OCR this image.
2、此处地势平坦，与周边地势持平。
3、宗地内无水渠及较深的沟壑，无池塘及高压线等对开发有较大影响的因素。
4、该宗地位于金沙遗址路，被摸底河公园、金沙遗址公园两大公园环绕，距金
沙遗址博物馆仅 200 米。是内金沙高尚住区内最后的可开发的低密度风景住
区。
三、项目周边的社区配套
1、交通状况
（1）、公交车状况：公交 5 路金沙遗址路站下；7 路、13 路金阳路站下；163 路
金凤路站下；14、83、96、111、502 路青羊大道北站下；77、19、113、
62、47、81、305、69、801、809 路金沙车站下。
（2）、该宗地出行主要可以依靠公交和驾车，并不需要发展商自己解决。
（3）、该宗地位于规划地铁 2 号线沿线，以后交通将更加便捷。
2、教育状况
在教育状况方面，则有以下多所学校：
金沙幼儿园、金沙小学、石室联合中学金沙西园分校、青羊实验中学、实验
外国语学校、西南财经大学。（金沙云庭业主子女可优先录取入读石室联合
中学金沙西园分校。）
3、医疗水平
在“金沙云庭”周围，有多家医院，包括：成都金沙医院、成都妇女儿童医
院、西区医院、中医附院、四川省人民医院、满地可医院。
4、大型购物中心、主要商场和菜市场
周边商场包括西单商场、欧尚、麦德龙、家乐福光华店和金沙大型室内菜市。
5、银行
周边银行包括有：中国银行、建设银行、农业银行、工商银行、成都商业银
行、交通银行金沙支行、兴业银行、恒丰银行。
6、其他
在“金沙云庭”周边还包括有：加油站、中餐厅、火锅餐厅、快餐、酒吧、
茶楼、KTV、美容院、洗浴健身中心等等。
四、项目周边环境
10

WHAT TO WORK ON >> Return all the data exactly as given.

FINAL RESULT >>
OCR this image.
2、此处地势平坦，与周边地势持平。
3、宗地内无水渠及较深的沟壑，无池塘及高压线等对开发有较大影响的因素。
4、该宗地位于金沙遗址路，被摸底河公园、金沙遗址公园两大公园环绕，距金
沙遗址博物馆仅 200 米。是内金沙高尚住区内最后的可开发的低密度风景住
区。
三、项目周边的社区配套
1、交通状况
（1）、公交车状况：公交 5 路金沙遗址路站下；7 路、13 路金阳路站下；163 路
金凤路站下；14、83、96、111、502 路青羊大道北站下；77、19、113、
62、47、81、305、69、801、809 路金沙车站下。
（2）、该宗地出行主要可以依靠公交和驾车，并不需要发展商自己解决。
（3）、该宗地位于规划地铁 2 号线沿线，以后交通将更加便捷。
2、教育状况
在教育状况方面，则有以下多所学校：
金沙幼儿园、金沙小学、石室联合中学金沙西园分校、青羊实验中学、实验
外国语学校、西南财经大学。（金沙云庭业主子女可优先录取入读石室联合
中学金沙西园分校。）
3、医疗水平
在“金沙云庭”周围，有多家医院，包括：成都金沙医院、成都妇女儿童医
院、西区医院、中医附院、四川省人民医院、满地可医院。
4、大型购物中心、主要商场和菜市场
周边商场包括西单商场、欧尚、麦德龙、家乐福光华店和金沙大型室内菜市。
5、银行
周边银行包括有：中国银行、建设银行、农业银行、工商银行、成都商业银
行、交通银行金沙支行、兴业银行、恒丰银行。
6、其他
在“金沙云庭”周边还包括有：加油站、中餐厅、火锅餐厅、快餐、酒吧、
茶楼、KTV、美容院、洗浴健身中心等等。
四、项目周边环境
10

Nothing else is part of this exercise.